— begin EXCERPTED DATA —

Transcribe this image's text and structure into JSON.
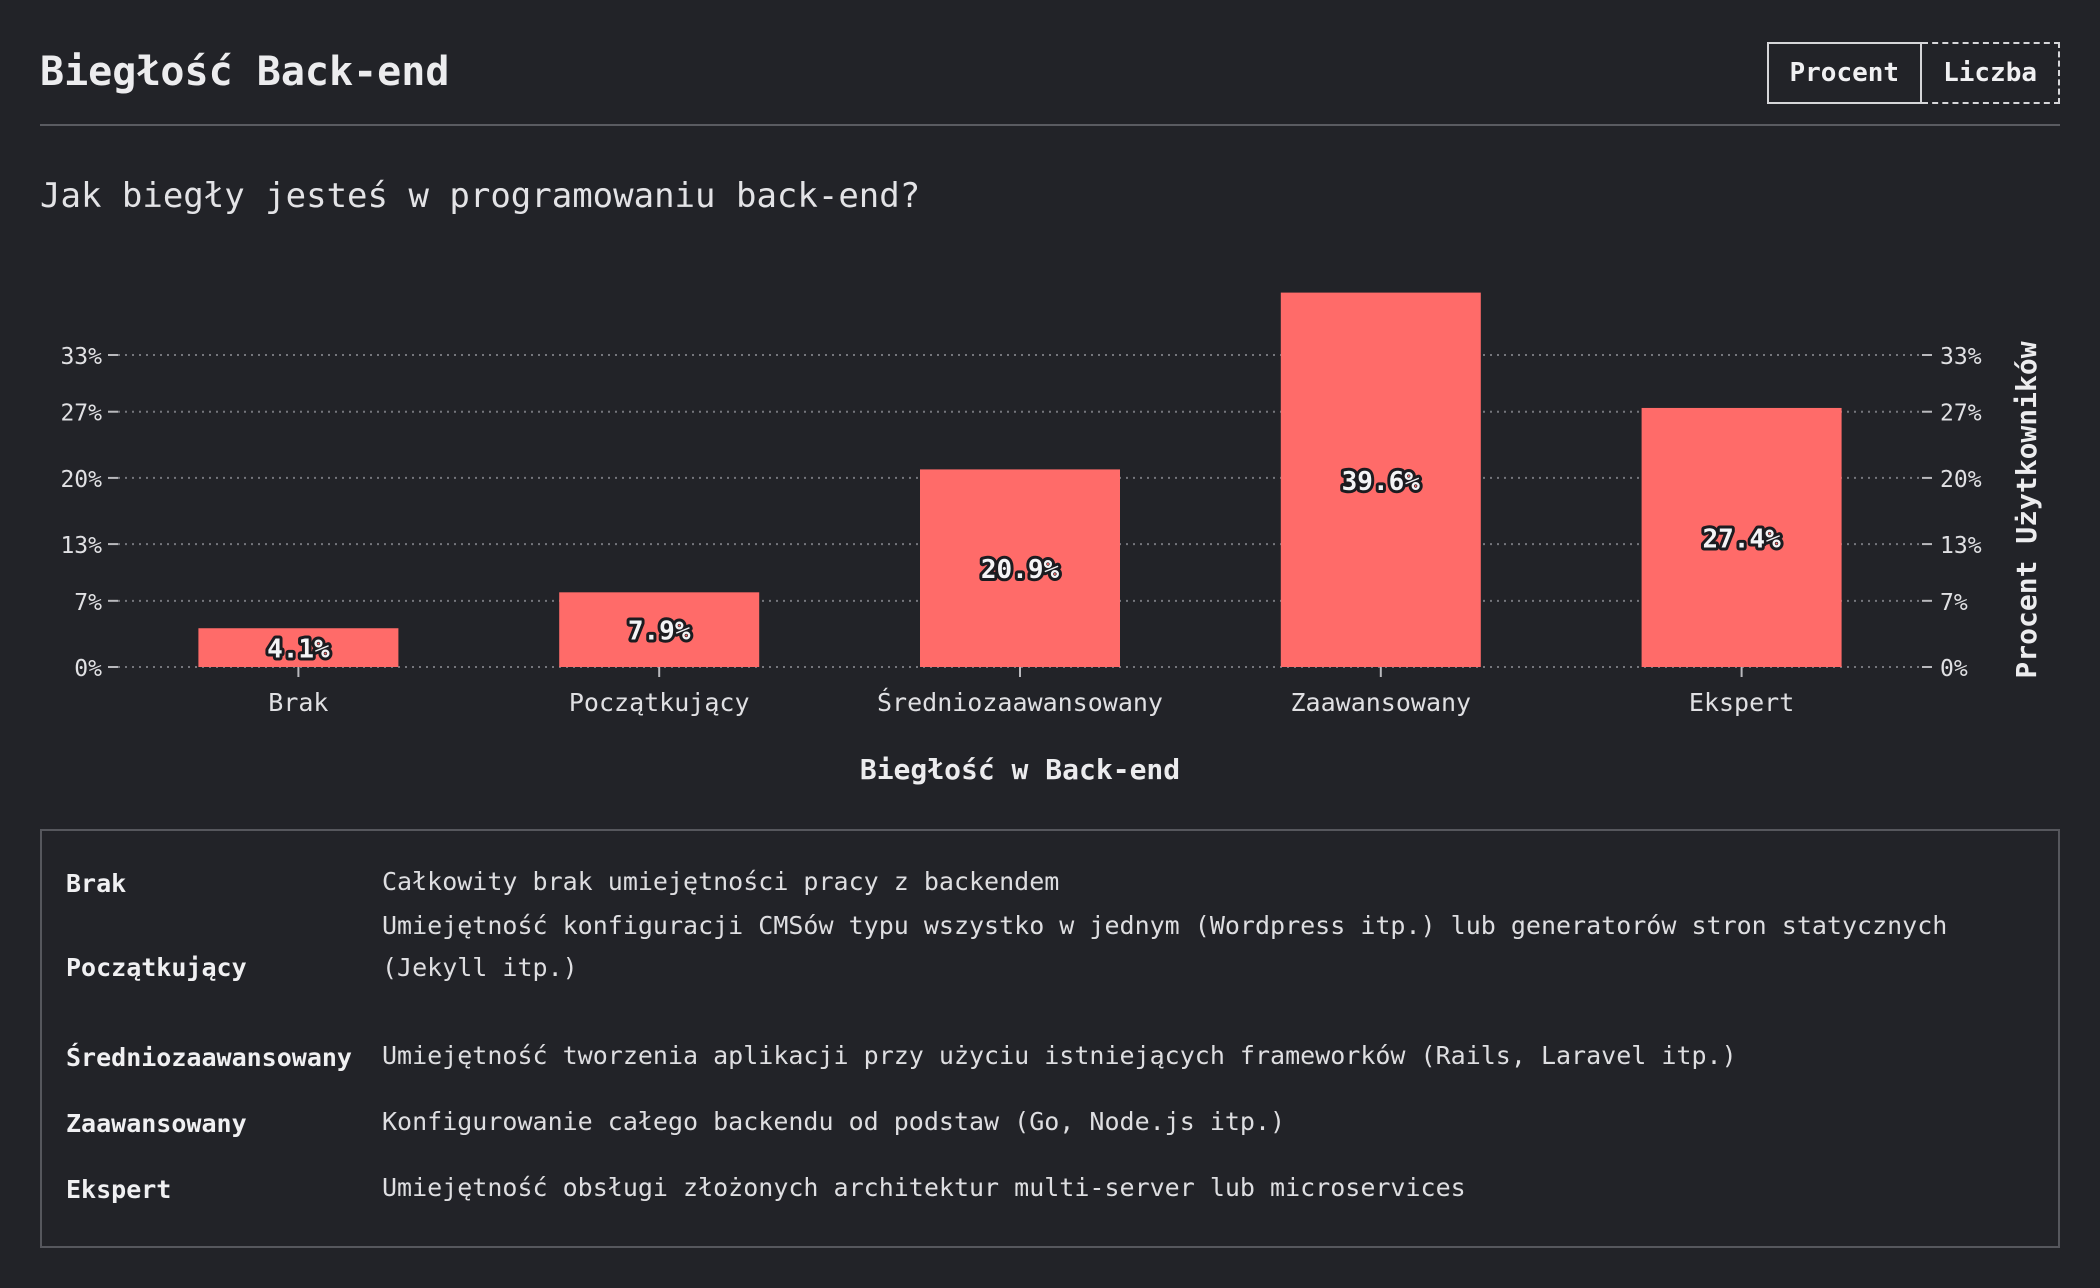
{
  "header": {
    "title": "Biegłość Back-end",
    "toggle": {
      "percent_label": "Procent",
      "count_label": "Liczba",
      "active": "percent"
    }
  },
  "question": "Jak biegły jesteś w programowaniu back-end?",
  "colors": {
    "background": "#222328",
    "bar": "#ff6b69",
    "text": "#e8e8ea",
    "grid": "#75767c"
  },
  "chart_data": {
    "type": "bar",
    "categories": [
      "Brak",
      "Początkujący",
      "Średniozaawansowany",
      "Zaawansowany",
      "Ekspert"
    ],
    "values": [
      4.1,
      7.9,
      20.9,
      39.6,
      27.4
    ],
    "value_labels": [
      "4.1%",
      "7.9%",
      "20.9%",
      "39.6%",
      "27.4%"
    ],
    "ticks": [
      0,
      7,
      13,
      20,
      27,
      33
    ],
    "tick_labels": [
      "0%",
      "7%",
      "13%",
      "20%",
      "27%",
      "33%"
    ],
    "xlabel": "Biegłość w Back-end",
    "ylabel": "Procent Użytkowników",
    "ylim": [
      0,
      40
    ],
    "grid": "dotted horizontal",
    "y_axis_sides": "left and right"
  },
  "legend": [
    {
      "term": "Brak",
      "desc": "Całkowity brak umiejętności pracy z backendem"
    },
    {
      "term": "Początkujący",
      "desc": "Umiejętność konfiguracji CMSów typu wszystko w jednym (Wordpress itp.) lub generatorów stron statycznych (Jekyll itp.)"
    },
    {
      "term": "Średniozaawansowany",
      "desc": "Umiejętność tworzenia aplikacji przy użyciu istniejących frameworków (Rails, Laravel itp.)"
    },
    {
      "term": "Zaawansowany",
      "desc": "Konfigurowanie całego backendu od podstaw (Go, Node.js itp.)"
    },
    {
      "term": "Ekspert",
      "desc": "Umiejętność obsługi złożonych architektur multi-server lub microservices"
    }
  ]
}
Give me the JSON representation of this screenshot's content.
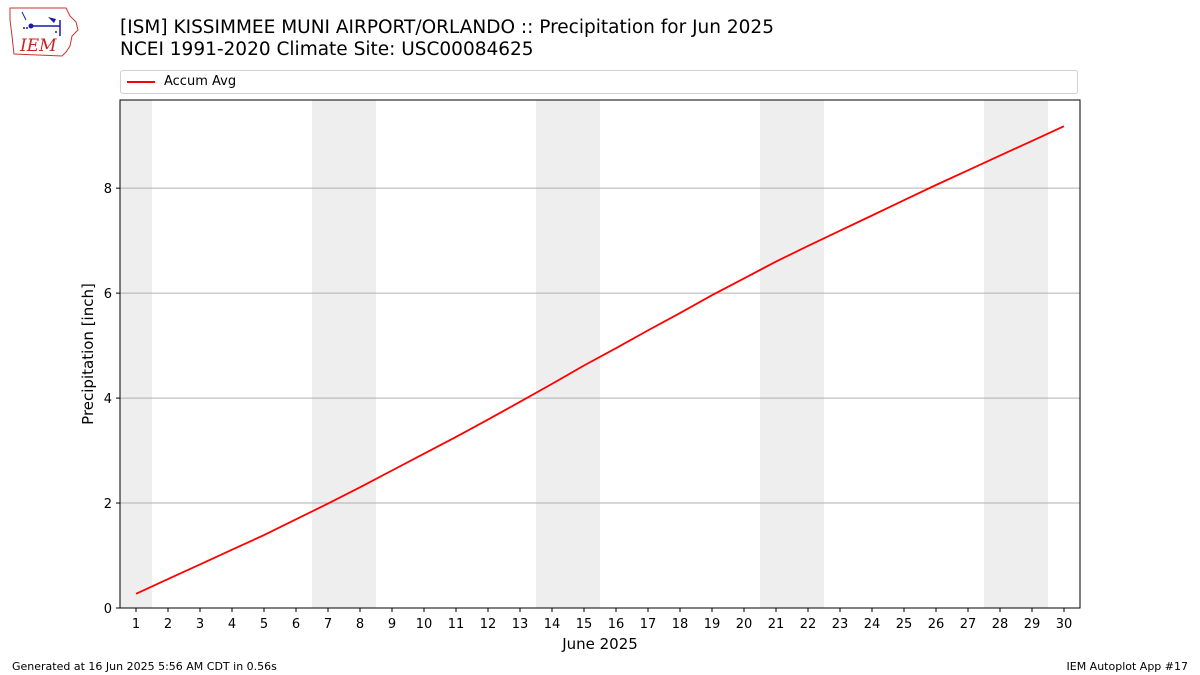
{
  "header": {
    "logo_text": "IEM",
    "title": "[ISM] KISSIMMEE MUNI AIRPORT/ORLANDO :: Precipitation for Jun 2025",
    "subtitle": "NCEI 1991-2020 Climate Site: USC00084625"
  },
  "legend": {
    "label": "Accum Avg",
    "color": "#ff0000"
  },
  "footer": {
    "generated": "Generated at 16 Jun 2025 5:56 AM CDT in 0.56s",
    "app": "IEM Autoplot App #17"
  },
  "chart_data": {
    "type": "line",
    "xlabel": "June 2025",
    "ylabel": "Precipitation [inch]",
    "x": [
      1,
      2,
      3,
      4,
      5,
      6,
      7,
      8,
      9,
      10,
      11,
      12,
      13,
      14,
      15,
      16,
      17,
      18,
      19,
      20,
      21,
      22,
      23,
      24,
      25,
      26,
      27,
      28,
      29,
      30
    ],
    "xlim": [
      0.5,
      30.5
    ],
    "ylim": [
      0,
      9.68
    ],
    "yticks": [
      0,
      2,
      4,
      6,
      8
    ],
    "grid": "y",
    "legend_position": "top",
    "weekend_bands": [
      [
        0.5,
        1.5
      ],
      [
        6.5,
        8.5
      ],
      [
        13.5,
        15.5
      ],
      [
        20.5,
        22.5
      ],
      [
        27.5,
        29.5
      ]
    ],
    "weekend_color": "#eeeeee",
    "series": [
      {
        "name": "Accum Avg",
        "color": "#ff0000",
        "values": [
          0.27,
          0.55,
          0.83,
          1.11,
          1.39,
          1.69,
          1.99,
          2.3,
          2.62,
          2.94,
          3.26,
          3.59,
          3.93,
          4.27,
          4.62,
          4.95,
          5.29,
          5.62,
          5.96,
          6.28,
          6.6,
          6.9,
          7.19,
          7.48,
          7.77,
          8.06,
          8.34,
          8.62,
          8.9,
          9.18
        ]
      }
    ]
  }
}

— end EXCERPTED DATA —

Gather all lines from the records above in which "Umiejętność" appears.

ANSWER TO THIS PROBLEM »
      "desc": "Umiejętność konfiguracji CMSów typu wszystko w jednym (Wordpress itp.) lub generatorów stron statycznych (Jekyll itp.)"
      "desc": "Umiejętność tworzenia aplikacji przy użyciu istniejących frameworków (Rails, Laravel itp.)"
      "desc": "Umiejętność obsługi złożonych architektur multi-server lub microservices"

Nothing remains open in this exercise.